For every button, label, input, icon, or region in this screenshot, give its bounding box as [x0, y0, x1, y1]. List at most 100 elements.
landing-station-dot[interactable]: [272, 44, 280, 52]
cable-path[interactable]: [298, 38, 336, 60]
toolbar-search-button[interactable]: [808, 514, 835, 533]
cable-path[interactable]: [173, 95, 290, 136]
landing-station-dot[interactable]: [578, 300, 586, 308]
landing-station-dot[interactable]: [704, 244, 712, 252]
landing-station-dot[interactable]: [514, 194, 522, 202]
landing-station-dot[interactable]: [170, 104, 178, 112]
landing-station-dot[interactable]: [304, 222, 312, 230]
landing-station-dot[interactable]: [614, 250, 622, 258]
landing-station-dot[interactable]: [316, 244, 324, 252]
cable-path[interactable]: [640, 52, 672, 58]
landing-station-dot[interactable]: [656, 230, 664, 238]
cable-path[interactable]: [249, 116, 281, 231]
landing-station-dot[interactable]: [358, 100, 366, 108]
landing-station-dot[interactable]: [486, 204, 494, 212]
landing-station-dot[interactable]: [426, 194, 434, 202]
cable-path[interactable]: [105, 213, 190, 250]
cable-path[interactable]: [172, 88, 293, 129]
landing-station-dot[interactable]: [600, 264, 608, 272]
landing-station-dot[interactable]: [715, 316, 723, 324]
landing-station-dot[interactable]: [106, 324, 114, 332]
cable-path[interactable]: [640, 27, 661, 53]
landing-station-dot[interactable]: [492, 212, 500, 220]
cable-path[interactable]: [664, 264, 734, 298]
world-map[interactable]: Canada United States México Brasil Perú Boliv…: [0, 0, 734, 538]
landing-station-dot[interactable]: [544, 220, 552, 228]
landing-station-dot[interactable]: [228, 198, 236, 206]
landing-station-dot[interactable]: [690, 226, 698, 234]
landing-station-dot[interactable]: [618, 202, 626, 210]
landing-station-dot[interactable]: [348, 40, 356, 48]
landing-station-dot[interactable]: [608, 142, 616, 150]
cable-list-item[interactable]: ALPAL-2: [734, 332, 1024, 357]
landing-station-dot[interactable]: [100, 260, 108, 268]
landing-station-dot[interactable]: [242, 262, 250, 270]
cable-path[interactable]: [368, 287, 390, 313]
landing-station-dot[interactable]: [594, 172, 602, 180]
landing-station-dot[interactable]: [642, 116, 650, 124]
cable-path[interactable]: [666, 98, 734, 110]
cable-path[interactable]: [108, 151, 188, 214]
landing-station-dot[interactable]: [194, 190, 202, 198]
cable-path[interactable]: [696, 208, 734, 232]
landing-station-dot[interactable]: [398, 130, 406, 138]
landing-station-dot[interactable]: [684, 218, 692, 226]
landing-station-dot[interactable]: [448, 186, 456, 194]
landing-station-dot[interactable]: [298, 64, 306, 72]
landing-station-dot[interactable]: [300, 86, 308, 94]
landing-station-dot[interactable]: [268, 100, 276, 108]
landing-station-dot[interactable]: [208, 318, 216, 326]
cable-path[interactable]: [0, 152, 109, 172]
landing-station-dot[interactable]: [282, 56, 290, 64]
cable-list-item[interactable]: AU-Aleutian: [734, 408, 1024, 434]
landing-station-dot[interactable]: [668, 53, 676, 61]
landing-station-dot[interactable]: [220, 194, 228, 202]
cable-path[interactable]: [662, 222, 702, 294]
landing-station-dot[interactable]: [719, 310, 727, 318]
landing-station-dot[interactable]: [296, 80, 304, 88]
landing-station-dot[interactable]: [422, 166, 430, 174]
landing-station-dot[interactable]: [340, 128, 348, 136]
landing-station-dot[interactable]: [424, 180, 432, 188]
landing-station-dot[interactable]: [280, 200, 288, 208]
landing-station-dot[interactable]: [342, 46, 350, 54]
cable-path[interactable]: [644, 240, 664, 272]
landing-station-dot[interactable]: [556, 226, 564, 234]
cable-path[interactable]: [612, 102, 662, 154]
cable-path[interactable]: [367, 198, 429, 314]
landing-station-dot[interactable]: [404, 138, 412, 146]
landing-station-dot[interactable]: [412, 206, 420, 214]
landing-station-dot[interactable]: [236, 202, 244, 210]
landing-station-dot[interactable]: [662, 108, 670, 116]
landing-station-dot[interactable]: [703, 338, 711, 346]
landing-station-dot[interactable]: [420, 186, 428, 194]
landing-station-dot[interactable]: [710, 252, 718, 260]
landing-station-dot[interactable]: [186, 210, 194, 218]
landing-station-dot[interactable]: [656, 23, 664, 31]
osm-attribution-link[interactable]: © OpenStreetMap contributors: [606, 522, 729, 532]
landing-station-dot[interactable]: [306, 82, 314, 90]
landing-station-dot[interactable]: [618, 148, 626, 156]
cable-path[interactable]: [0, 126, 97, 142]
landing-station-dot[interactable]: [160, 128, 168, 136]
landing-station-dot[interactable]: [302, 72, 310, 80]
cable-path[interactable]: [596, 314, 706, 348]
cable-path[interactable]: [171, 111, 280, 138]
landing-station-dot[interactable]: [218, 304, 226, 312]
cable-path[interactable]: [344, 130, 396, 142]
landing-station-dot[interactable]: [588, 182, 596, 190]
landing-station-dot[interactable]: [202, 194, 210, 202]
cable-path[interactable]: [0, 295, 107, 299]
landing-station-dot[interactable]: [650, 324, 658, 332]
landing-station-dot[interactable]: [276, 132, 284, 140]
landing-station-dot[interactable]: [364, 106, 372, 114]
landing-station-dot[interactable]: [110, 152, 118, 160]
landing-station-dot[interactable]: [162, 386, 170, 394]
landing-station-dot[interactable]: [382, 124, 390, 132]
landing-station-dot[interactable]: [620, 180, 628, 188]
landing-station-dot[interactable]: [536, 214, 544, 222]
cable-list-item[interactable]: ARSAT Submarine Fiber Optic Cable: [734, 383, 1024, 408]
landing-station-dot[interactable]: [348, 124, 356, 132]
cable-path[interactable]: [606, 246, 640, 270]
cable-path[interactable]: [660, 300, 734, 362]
==
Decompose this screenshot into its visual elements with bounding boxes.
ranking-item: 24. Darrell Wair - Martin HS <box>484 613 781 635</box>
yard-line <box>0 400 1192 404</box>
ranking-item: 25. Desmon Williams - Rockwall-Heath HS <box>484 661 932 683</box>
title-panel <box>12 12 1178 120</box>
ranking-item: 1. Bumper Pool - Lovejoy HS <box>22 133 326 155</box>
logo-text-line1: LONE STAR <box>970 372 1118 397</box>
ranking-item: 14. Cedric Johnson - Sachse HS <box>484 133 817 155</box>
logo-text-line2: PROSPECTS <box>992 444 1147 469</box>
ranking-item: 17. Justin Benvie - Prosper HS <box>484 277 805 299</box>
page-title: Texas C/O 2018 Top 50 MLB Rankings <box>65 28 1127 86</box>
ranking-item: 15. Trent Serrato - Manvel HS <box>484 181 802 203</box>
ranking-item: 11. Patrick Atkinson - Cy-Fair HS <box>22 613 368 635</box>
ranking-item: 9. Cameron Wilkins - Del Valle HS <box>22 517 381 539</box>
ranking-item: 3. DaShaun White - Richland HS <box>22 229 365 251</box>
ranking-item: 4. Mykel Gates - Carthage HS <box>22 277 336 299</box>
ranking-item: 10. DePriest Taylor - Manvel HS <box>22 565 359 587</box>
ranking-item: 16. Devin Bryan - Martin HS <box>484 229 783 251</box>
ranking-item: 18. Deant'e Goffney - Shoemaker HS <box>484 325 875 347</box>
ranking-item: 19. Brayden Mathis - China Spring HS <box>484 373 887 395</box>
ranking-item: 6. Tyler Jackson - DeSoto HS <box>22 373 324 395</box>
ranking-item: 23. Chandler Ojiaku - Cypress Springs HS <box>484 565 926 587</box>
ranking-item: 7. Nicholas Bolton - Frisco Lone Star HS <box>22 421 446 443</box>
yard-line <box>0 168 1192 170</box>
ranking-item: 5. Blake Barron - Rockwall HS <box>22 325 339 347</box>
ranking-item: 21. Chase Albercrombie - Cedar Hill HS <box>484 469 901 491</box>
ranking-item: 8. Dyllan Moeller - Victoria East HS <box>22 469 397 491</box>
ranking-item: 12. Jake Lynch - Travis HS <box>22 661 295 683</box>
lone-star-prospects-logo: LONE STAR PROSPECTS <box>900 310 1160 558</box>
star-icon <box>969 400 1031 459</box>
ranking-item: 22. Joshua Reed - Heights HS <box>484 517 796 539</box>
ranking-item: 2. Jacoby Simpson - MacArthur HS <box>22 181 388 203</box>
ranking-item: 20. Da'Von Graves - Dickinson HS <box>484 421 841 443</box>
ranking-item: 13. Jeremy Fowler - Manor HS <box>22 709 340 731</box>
--
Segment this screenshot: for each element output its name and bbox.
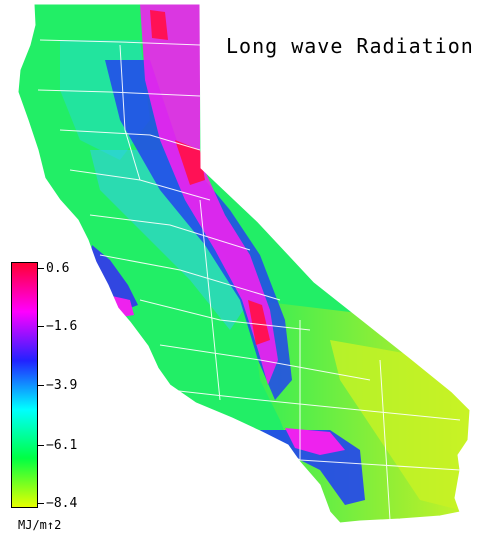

Given request = Please give the listing again, starting with the line that contains "For every button, label, input, icon, or" and going on through the line that contains "toolbar-search-button[interactable]: [808, 514, 835, 533]", and switch "cable-path" to "cable-route" while keeping everything else unchanged.

Output of the task =
For every button, label, input, icon, or region in this screenshot, give its bounding box as [x0, y0, x1, y1]. List at most 100 elements.
landing-station-dot[interactable]: [272, 44, 280, 52]
cable-route[interactable]: [298, 38, 336, 60]
toolbar-search-button[interactable]: [808, 514, 835, 533]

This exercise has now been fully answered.